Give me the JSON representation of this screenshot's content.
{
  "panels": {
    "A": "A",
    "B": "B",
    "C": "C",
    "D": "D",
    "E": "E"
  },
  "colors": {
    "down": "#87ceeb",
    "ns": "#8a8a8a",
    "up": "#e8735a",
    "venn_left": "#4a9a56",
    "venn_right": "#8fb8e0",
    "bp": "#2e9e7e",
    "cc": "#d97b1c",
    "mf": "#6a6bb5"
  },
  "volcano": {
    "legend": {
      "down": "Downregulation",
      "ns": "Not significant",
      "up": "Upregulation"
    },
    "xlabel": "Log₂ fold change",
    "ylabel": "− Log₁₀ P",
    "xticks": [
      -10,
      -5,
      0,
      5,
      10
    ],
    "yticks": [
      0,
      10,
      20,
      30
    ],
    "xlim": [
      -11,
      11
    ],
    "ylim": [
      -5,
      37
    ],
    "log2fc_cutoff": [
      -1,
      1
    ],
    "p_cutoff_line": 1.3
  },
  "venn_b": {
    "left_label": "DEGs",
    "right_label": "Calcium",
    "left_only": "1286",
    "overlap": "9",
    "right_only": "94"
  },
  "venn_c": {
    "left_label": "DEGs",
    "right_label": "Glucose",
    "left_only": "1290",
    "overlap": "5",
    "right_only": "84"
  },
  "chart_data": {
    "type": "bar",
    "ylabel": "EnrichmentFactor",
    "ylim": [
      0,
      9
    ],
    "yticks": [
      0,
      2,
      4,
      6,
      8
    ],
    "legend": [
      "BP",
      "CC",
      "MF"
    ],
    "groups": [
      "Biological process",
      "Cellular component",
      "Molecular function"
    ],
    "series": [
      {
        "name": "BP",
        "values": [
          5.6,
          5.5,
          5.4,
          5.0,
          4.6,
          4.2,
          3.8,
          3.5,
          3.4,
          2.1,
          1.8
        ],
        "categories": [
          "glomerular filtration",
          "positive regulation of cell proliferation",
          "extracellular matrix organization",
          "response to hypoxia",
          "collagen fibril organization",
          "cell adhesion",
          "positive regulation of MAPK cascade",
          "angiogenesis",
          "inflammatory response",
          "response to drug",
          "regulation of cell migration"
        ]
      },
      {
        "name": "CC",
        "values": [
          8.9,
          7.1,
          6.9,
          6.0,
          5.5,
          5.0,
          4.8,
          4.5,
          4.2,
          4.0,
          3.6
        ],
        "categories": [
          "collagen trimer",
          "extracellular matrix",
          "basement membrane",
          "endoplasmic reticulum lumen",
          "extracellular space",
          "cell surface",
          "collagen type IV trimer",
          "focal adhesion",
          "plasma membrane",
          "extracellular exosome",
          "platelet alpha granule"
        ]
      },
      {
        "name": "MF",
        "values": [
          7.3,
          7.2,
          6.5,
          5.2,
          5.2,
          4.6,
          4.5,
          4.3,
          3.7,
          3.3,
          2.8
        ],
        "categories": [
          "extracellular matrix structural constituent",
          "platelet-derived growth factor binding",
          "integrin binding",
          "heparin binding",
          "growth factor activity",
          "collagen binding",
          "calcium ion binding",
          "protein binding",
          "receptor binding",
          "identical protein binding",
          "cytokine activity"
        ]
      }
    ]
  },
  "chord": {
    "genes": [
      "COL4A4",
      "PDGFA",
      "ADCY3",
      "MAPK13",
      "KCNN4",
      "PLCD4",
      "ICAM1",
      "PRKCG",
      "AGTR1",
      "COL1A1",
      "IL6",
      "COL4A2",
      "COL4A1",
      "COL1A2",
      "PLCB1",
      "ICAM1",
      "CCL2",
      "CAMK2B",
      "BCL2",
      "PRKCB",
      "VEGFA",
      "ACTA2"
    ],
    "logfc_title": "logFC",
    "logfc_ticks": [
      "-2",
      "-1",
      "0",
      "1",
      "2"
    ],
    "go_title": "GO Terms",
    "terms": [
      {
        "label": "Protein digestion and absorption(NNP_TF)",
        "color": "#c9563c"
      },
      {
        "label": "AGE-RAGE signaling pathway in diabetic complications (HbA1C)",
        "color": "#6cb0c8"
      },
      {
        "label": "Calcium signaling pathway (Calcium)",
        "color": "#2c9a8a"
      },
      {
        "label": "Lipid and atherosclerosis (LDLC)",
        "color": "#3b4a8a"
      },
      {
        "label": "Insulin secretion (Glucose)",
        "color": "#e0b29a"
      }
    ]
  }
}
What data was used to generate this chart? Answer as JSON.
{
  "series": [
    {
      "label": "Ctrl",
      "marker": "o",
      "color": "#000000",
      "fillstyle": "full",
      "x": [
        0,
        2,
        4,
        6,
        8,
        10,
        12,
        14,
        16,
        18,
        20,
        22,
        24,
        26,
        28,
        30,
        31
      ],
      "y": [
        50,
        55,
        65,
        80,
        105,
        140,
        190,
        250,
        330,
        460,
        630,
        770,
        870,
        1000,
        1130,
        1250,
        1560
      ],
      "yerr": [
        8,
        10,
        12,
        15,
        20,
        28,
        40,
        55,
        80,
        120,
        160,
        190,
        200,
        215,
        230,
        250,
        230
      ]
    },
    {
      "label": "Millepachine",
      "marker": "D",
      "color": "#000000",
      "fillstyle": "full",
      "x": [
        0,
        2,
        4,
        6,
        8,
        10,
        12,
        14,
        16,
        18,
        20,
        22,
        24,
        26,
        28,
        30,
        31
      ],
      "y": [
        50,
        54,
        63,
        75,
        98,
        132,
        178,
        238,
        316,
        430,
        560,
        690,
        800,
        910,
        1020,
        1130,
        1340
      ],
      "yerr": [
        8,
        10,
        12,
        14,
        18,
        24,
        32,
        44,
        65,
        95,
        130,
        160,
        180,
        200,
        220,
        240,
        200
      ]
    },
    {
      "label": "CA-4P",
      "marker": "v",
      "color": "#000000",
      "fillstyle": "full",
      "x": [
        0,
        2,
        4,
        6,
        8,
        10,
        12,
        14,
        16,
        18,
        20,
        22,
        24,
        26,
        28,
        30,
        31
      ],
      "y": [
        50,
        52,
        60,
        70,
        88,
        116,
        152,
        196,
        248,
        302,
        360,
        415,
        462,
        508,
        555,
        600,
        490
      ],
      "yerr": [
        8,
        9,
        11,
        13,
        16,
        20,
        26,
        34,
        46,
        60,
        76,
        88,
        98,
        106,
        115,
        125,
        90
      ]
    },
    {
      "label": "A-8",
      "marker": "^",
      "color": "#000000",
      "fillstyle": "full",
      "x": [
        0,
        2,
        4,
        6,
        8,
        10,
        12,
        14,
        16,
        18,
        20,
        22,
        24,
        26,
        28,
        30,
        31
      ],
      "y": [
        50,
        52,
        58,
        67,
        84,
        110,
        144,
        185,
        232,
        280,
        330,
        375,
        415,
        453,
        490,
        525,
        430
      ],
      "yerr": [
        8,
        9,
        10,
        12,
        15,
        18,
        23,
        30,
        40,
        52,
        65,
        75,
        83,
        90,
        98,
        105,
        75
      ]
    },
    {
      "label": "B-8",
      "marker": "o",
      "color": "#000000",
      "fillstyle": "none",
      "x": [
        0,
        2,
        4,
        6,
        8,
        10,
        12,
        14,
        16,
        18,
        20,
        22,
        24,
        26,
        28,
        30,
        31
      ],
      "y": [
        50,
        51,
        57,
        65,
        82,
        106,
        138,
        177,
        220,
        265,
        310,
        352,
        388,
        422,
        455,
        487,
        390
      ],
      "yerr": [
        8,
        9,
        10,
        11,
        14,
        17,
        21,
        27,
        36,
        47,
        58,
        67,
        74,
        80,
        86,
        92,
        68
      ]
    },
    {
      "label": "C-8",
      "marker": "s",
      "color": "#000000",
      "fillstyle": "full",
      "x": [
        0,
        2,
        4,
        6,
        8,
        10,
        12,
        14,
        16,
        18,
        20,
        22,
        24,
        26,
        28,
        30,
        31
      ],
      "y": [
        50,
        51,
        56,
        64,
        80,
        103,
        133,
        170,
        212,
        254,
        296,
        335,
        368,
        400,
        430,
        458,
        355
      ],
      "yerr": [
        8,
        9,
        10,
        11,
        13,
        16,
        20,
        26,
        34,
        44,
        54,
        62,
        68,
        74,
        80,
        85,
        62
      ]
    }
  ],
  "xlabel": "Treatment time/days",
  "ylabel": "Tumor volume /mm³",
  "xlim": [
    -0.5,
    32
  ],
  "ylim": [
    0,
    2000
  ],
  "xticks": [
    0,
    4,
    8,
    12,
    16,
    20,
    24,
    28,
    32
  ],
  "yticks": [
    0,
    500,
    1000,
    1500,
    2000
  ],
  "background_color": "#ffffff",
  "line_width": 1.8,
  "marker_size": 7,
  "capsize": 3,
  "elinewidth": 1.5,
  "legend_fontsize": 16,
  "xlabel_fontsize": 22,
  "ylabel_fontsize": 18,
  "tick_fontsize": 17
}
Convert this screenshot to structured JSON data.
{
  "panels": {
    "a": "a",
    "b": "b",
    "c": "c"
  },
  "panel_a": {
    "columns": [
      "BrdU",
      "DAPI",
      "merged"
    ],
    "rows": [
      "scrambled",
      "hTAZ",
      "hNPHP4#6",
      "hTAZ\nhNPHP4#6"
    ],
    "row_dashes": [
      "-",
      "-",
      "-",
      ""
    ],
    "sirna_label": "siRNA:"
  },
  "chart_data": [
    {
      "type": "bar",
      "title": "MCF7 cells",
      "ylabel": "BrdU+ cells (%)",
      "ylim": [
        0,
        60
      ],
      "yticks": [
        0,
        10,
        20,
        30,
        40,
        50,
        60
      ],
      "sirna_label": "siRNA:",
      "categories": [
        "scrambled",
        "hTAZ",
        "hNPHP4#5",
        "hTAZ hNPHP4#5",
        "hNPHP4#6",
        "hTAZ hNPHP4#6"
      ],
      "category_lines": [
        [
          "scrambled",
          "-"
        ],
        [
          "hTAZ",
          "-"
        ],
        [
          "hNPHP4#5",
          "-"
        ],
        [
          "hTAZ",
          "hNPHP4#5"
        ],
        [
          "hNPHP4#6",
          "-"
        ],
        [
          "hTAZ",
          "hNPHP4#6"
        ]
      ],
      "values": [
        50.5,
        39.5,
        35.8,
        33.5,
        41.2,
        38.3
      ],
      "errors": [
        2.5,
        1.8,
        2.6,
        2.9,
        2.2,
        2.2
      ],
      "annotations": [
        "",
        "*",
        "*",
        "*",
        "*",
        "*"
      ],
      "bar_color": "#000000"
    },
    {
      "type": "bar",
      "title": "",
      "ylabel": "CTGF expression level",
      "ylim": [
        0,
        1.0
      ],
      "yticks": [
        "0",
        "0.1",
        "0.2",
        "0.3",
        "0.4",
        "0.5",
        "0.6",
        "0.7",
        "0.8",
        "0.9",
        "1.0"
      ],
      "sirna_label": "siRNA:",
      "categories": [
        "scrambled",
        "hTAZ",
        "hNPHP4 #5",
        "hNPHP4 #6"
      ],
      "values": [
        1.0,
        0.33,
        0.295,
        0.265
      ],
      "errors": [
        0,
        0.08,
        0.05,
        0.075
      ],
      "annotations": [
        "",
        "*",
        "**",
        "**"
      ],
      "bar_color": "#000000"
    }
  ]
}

● **WHAT YOU HAVE TO DO**
Each line above that contains the word "collagen" must be copied.

● **RESULT FOR THIS TASK**
          "collagen fibril organization",
          "collagen trimer",
          "collagen type IV trimer",
          "collagen binding",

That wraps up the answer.